* Source records *

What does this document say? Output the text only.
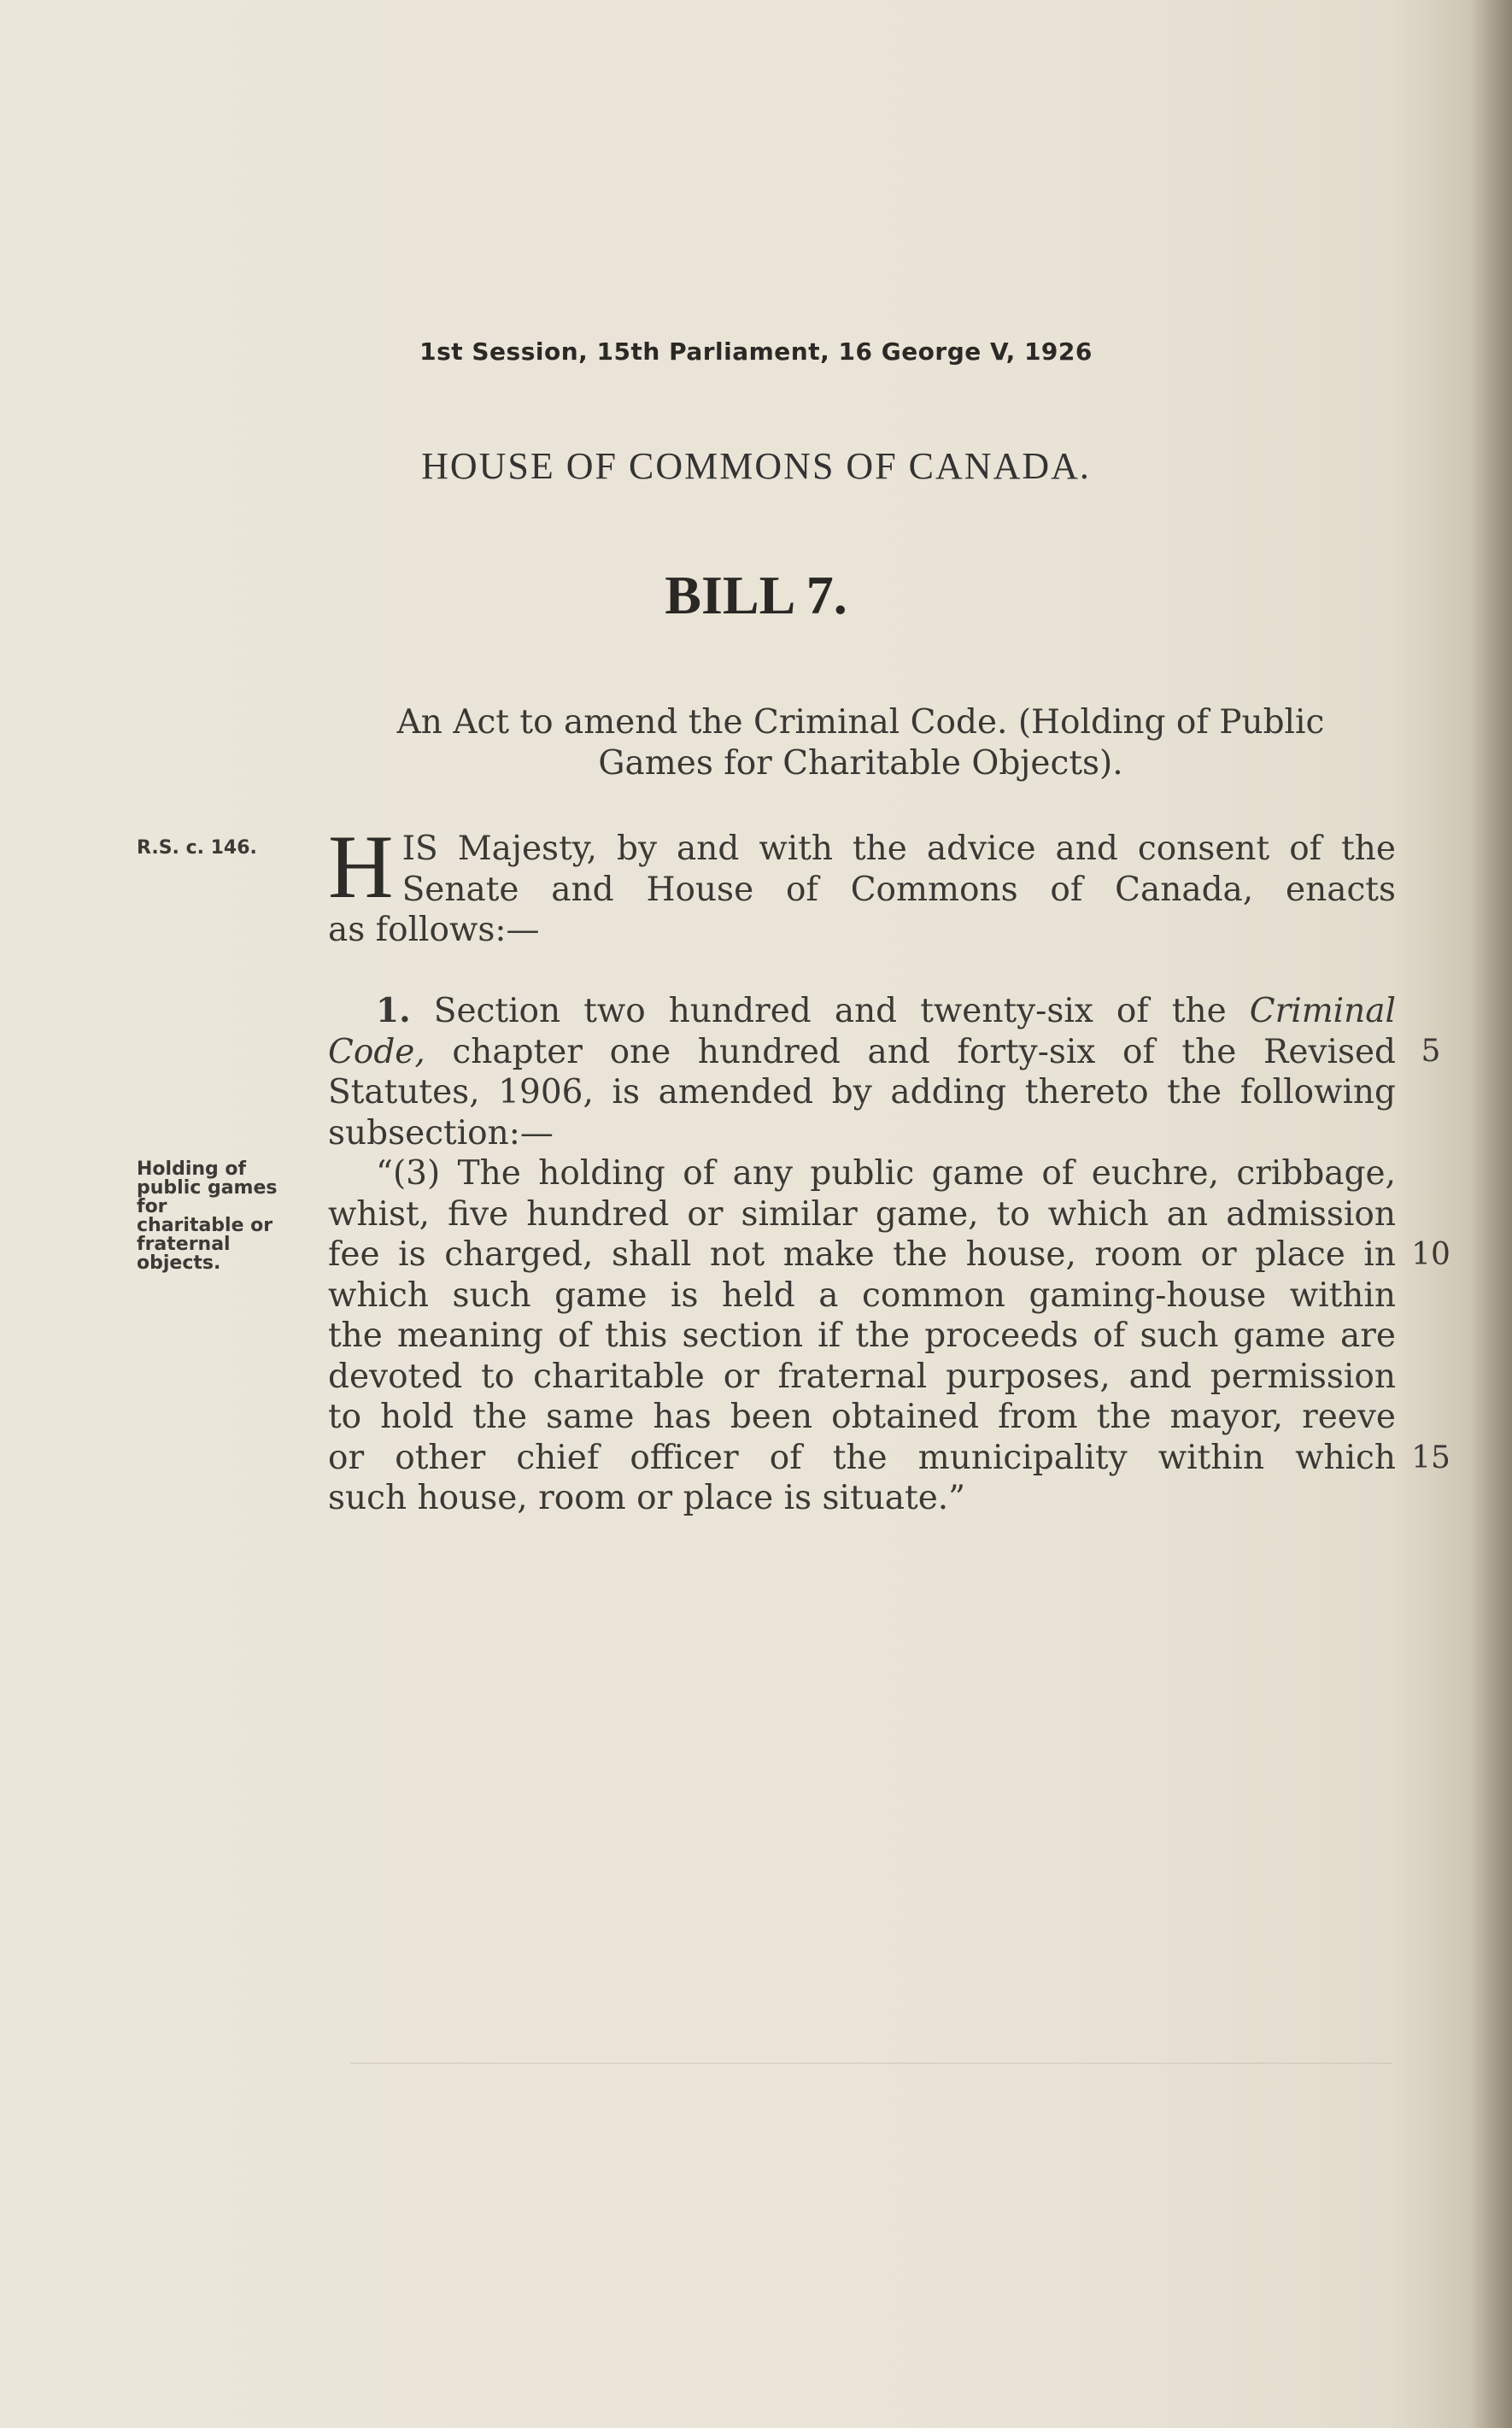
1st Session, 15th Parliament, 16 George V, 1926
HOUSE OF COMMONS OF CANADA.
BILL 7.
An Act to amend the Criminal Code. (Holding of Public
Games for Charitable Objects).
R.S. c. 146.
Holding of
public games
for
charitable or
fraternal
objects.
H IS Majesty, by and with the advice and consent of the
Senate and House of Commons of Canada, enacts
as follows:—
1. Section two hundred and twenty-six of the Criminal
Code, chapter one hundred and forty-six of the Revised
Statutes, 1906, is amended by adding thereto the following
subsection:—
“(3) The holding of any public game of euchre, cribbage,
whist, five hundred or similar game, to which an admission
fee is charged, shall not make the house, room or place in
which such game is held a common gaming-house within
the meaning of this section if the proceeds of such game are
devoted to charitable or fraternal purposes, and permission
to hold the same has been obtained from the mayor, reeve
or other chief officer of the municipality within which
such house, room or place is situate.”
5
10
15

* Work to complete *
Reproduce the material word for word. Any pictures should be left out of the copy.

* Worked answer *
What does this document say? Output the text only.
1st Session, 15th Parliament, 16 George V, 1926
HOUSE OF COMMONS OF CANADA.
BILL 7.
An Act to amend the Criminal Code. (Holding of Public
Games for Charitable Objects).
R.S. c. 146.
Holding of
public games
for
charitable or
fraternal
objects.
H IS Majesty, by and with the advice and consent of the
Senate and House of Commons of Canada, enacts
as follows:—
1. Section two hundred and twenty-six of the Criminal
Code, chapter one hundred and forty-six of the Revised
Statutes, 1906, is amended by adding thereto the following
subsection:—
“(3) The holding of any public game of euchre, cribbage,
whist, five hundred or similar game, to which an admission
fee is charged, shall not make the house, room or place in
which such game is held a common gaming-house within
the meaning of this section if the proceeds of such game are
devoted to charitable or fraternal purposes, and permission
to hold the same has been obtained from the mayor, reeve
or other chief officer of the municipality within which
such house, room or place is situate.”
5
10
15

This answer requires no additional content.